- [What to do] Print all of the data exactly as written.

Stored data entries:
■ ■ ■ ■

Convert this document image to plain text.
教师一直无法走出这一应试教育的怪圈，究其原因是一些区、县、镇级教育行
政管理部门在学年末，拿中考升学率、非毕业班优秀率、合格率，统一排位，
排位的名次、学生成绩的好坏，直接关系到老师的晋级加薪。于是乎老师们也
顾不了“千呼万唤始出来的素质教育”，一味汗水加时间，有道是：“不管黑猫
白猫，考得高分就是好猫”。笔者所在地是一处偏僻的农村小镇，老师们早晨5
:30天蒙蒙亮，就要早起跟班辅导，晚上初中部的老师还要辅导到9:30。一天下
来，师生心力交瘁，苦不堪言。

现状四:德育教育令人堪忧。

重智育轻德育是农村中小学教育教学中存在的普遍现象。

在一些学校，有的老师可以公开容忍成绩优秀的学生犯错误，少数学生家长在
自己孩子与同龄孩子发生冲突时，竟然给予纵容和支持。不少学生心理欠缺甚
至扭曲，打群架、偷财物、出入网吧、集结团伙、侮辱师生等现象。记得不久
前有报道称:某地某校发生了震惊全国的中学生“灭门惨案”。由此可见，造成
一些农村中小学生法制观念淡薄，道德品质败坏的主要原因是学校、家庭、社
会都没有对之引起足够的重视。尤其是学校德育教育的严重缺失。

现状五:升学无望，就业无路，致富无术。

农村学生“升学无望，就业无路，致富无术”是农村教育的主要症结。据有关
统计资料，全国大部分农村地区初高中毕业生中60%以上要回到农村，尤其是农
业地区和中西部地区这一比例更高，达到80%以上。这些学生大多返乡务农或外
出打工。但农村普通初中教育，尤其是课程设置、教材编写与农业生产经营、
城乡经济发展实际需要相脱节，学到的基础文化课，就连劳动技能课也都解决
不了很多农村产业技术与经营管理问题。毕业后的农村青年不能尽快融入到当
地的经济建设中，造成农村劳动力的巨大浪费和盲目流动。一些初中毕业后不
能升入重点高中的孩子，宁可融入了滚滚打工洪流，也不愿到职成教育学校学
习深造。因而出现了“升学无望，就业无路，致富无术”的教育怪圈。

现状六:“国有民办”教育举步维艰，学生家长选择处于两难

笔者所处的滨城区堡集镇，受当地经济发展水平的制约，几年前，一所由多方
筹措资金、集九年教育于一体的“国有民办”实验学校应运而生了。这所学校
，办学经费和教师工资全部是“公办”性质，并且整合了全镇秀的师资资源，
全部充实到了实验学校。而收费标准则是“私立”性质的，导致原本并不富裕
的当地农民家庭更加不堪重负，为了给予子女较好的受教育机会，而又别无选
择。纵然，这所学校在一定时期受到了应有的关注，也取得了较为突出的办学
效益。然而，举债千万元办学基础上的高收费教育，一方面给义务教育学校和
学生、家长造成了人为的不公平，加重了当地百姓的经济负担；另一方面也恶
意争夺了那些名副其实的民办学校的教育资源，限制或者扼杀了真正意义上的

■ ■ ■ ■

- [Solution]
Convert this document image to plain text.
教师一直无法走出这一应试教育的怪圈，究其原因是一些区、县、镇级教育行
政管理部门在学年末，拿中考升学率、非毕业班优秀率、合格率，统一排位，
排位的名次、学生成绩的好坏，直接关系到老师的晋级加薪。于是乎老师们也
顾不了“千呼万唤始出来的素质教育”，一味汗水加时间，有道是：“不管黑猫
白猫，考得高分就是好猫”。笔者所在地是一处偏僻的农村小镇，老师们早晨5
:30天蒙蒙亮，就要早起跟班辅导，晚上初中部的老师还要辅导到9:30。一天下
来，师生心力交瘁，苦不堪言。

现状四:德育教育令人堪忧。

重智育轻德育是农村中小学教育教学中存在的普遍现象。

在一些学校，有的老师可以公开容忍成绩优秀的学生犯错误，少数学生家长在
自己孩子与同龄孩子发生冲突时，竟然给予纵容和支持。不少学生心理欠缺甚
至扭曲，打群架、偷财物、出入网吧、集结团伙、侮辱师生等现象。记得不久
前有报道称:某地某校发生了震惊全国的中学生“灭门惨案”。由此可见，造成
一些农村中小学生法制观念淡薄，道德品质败坏的主要原因是学校、家庭、社
会都没有对之引起足够的重视。尤其是学校德育教育的严重缺失。

现状五:升学无望，就业无路，致富无术。

农村学生“升学无望，就业无路，致富无术”是农村教育的主要症结。据有关
统计资料，全国大部分农村地区初高中毕业生中60%以上要回到农村，尤其是农
业地区和中西部地区这一比例更高，达到80%以上。这些学生大多返乡务农或外
出打工。但农村普通初中教育，尤其是课程设置、教材编写与农业生产经营、
城乡经济发展实际需要相脱节，学到的基础文化课，就连劳动技能课也都解决
不了很多农村产业技术与经营管理问题。毕业后的农村青年不能尽快融入到当
地的经济建设中，造成农村劳动力的巨大浪费和盲目流动。一些初中毕业后不
能升入重点高中的孩子，宁可融入了滚滚打工洪流，也不愿到职成教育学校学
习深造。因而出现了“升学无望，就业无路，致富无术”的教育怪圈。

现状六:“国有民办”教育举步维艰，学生家长选择处于两难

笔者所处的滨城区堡集镇，受当地经济发展水平的制约，几年前，一所由多方
筹措资金、集九年教育于一体的“国有民办”实验学校应运而生了。这所学校
，办学经费和教师工资全部是“公办”性质，并且整合了全镇秀的师资资源，
全部充实到了实验学校。而收费标准则是“私立”性质的，导致原本并不富裕
的当地农民家庭更加不堪重负，为了给予子女较好的受教育机会，而又别无选
择。纵然，这所学校在一定时期受到了应有的关注，也取得了较为突出的办学
效益。然而，举债千万元办学基础上的高收费教育，一方面给义务教育学校和
学生、家长造成了人为的不公平，加重了当地百姓的经济负担；另一方面也恶
意争夺了那些名副其实的民办学校的教育资源，限制或者扼杀了真正意义上的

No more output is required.